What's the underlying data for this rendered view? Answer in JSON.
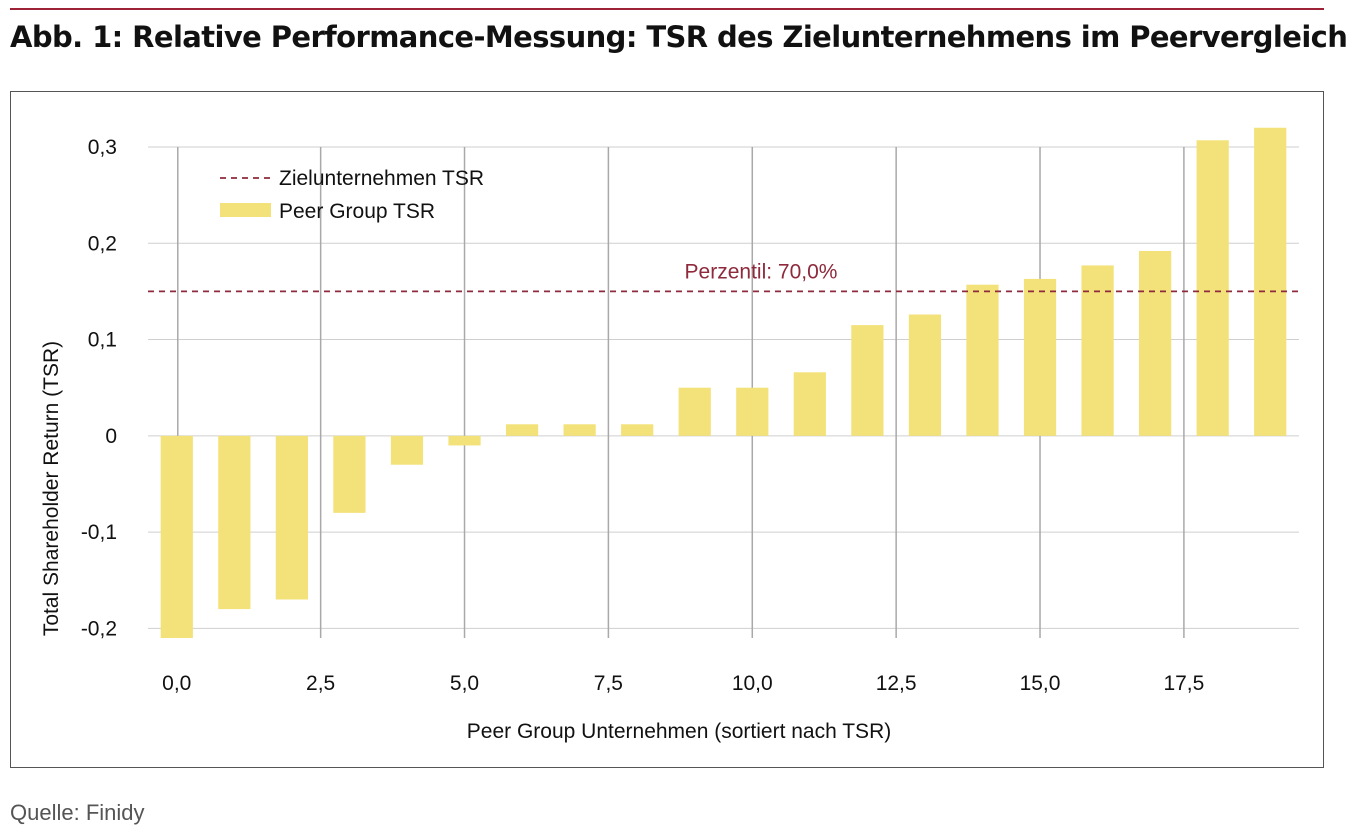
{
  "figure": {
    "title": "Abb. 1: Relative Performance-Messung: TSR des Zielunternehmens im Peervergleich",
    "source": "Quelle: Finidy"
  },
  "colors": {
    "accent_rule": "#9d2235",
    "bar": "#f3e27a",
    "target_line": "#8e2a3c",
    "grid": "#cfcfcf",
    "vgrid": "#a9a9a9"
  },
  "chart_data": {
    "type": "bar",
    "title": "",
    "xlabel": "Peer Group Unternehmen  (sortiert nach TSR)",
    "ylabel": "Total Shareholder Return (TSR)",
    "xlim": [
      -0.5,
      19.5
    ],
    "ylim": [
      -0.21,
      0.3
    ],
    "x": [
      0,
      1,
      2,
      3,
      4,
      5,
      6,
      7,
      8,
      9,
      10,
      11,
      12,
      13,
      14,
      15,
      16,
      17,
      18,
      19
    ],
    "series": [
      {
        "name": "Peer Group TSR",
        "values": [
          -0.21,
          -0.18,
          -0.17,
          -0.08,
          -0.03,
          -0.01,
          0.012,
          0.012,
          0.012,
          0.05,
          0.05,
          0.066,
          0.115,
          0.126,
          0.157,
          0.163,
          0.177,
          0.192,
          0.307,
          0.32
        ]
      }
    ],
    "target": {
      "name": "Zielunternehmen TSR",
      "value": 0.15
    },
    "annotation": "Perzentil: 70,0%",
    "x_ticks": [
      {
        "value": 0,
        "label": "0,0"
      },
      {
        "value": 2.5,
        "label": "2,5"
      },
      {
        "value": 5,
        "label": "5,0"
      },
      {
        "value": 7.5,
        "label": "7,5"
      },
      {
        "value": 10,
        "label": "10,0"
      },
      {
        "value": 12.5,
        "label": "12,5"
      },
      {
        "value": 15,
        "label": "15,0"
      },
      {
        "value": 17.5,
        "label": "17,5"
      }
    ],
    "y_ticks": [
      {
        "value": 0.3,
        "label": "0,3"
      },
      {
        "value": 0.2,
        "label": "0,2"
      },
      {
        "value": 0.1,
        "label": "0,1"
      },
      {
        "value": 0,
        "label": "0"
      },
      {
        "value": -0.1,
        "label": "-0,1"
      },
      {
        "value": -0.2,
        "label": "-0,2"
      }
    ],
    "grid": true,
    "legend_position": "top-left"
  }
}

# # # # #

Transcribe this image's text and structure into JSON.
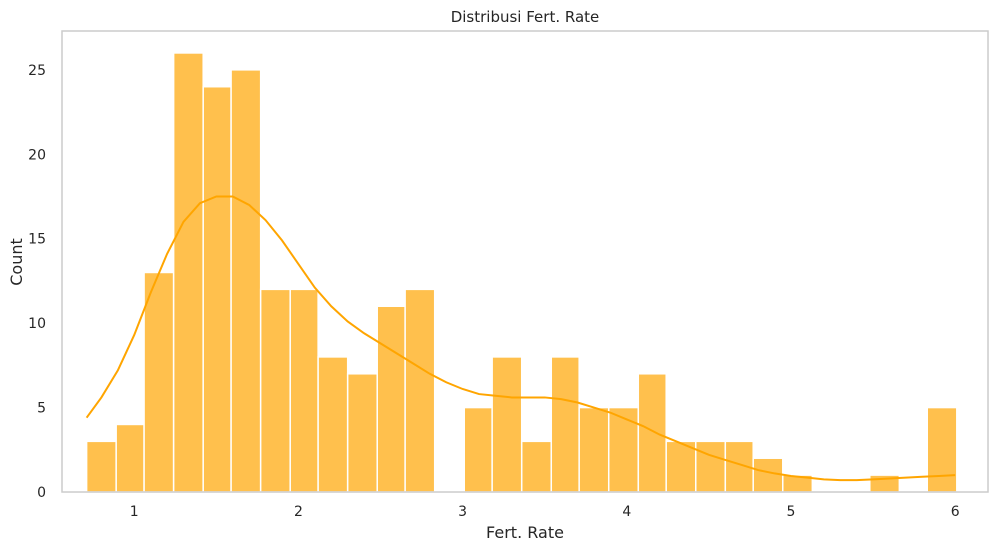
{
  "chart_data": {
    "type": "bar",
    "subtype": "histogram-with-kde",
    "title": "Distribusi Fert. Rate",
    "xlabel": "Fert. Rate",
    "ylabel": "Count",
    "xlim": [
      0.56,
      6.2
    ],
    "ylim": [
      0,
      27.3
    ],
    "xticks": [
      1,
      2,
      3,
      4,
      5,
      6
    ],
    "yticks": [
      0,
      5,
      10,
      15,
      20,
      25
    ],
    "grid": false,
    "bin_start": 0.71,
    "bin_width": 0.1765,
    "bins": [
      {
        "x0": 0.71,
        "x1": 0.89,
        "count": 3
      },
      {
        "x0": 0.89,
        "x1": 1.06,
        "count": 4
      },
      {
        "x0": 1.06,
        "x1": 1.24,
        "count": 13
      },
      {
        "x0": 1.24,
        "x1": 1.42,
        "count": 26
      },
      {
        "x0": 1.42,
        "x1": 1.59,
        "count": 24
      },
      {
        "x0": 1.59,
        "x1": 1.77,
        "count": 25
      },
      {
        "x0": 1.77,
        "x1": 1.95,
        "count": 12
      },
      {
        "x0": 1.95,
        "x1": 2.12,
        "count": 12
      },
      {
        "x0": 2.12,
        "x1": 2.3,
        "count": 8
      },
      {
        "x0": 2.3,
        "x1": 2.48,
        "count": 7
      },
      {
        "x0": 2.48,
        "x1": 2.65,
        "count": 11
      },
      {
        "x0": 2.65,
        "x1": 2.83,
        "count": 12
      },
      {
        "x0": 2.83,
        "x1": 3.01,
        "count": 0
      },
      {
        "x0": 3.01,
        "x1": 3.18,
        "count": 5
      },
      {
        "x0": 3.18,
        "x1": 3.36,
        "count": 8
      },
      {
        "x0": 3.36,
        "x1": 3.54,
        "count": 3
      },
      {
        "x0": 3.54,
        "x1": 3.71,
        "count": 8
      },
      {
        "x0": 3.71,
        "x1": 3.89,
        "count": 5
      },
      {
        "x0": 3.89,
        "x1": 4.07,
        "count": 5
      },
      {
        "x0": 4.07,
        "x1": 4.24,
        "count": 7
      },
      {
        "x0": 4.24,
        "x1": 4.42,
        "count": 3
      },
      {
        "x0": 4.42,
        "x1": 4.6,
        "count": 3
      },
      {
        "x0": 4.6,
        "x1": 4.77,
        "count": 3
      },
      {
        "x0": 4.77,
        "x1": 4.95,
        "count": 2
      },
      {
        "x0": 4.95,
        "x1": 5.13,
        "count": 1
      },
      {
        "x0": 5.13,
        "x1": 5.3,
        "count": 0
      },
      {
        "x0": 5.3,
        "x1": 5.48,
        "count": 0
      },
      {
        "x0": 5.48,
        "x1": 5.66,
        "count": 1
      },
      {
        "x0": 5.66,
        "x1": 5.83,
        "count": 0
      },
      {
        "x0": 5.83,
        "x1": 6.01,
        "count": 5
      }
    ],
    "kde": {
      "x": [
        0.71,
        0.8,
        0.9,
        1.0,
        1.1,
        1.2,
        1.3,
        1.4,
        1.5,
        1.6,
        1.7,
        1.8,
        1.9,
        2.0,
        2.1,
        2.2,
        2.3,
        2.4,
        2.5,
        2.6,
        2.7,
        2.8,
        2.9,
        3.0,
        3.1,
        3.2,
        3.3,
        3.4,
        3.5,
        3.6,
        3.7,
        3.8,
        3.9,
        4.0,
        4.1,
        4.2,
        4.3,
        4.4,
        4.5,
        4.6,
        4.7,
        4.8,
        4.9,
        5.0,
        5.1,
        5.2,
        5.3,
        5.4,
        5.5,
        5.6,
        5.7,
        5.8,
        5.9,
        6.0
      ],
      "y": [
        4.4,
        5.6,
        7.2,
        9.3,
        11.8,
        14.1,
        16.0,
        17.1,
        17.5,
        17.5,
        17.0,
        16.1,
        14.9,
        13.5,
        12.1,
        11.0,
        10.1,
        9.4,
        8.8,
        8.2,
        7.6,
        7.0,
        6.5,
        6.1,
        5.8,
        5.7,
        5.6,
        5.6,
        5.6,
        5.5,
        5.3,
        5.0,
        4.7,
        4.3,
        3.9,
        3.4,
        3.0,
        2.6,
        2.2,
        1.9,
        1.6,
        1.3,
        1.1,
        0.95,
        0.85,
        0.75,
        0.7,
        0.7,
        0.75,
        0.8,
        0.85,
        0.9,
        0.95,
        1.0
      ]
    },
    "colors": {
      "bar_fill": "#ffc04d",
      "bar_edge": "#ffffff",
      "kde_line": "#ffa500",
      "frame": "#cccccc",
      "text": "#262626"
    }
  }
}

# # # # #

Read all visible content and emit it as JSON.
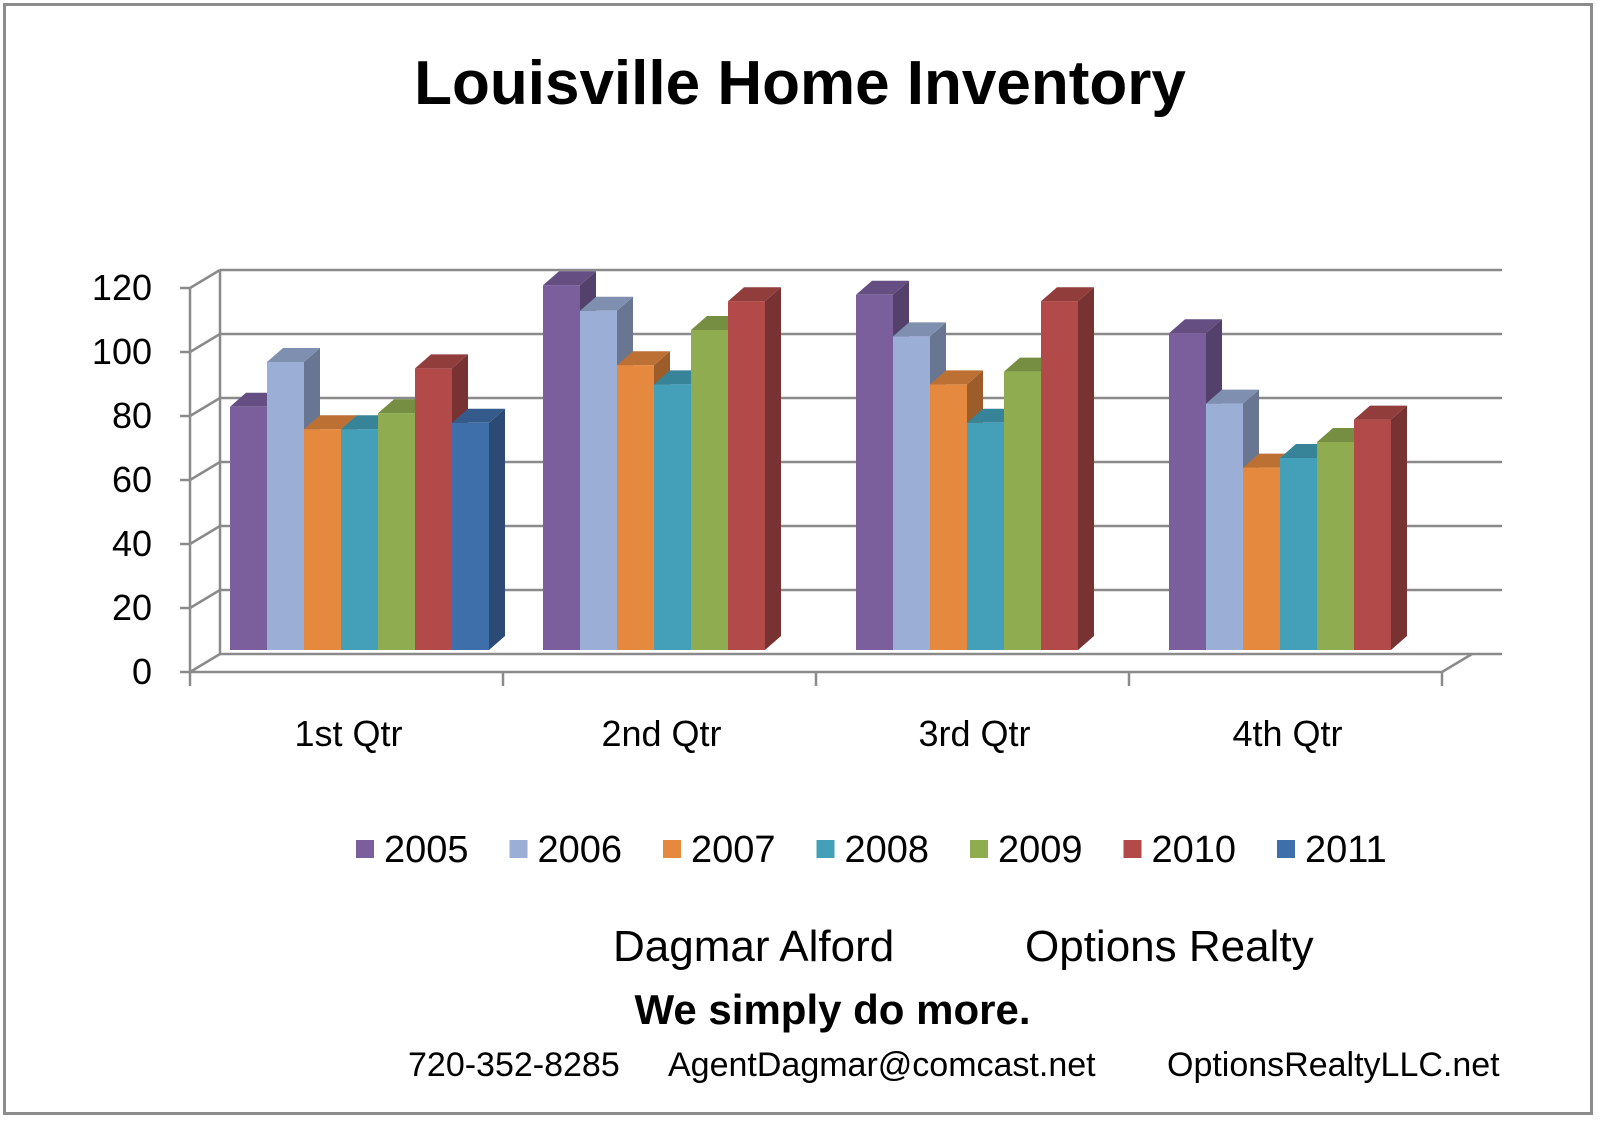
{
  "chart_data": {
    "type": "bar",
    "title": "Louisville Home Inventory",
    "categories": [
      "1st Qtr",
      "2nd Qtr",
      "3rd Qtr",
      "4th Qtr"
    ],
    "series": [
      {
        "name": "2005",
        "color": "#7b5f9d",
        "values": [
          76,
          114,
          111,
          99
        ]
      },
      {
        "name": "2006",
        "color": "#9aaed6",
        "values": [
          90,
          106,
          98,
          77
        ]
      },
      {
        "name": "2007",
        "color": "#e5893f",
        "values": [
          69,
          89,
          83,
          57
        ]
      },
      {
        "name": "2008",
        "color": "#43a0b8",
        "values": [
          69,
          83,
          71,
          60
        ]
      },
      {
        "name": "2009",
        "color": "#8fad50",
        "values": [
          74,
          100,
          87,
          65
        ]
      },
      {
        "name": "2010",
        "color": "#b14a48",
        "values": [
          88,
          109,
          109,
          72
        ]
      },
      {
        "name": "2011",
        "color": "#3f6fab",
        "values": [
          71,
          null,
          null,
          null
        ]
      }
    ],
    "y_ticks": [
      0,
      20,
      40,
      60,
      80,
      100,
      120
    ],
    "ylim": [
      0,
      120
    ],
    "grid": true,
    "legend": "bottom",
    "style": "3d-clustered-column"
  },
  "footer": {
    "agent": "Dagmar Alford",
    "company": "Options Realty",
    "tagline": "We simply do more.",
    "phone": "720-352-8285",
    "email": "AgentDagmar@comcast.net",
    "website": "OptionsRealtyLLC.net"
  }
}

# # # # #

PROBLEM STATEMENT. Each line that has the word "this" should be copied.

FINISHED ANSWER.
What's the underlying data for this rendered view? Answer in JSON.
Transcribe this image's text and structure into JSON.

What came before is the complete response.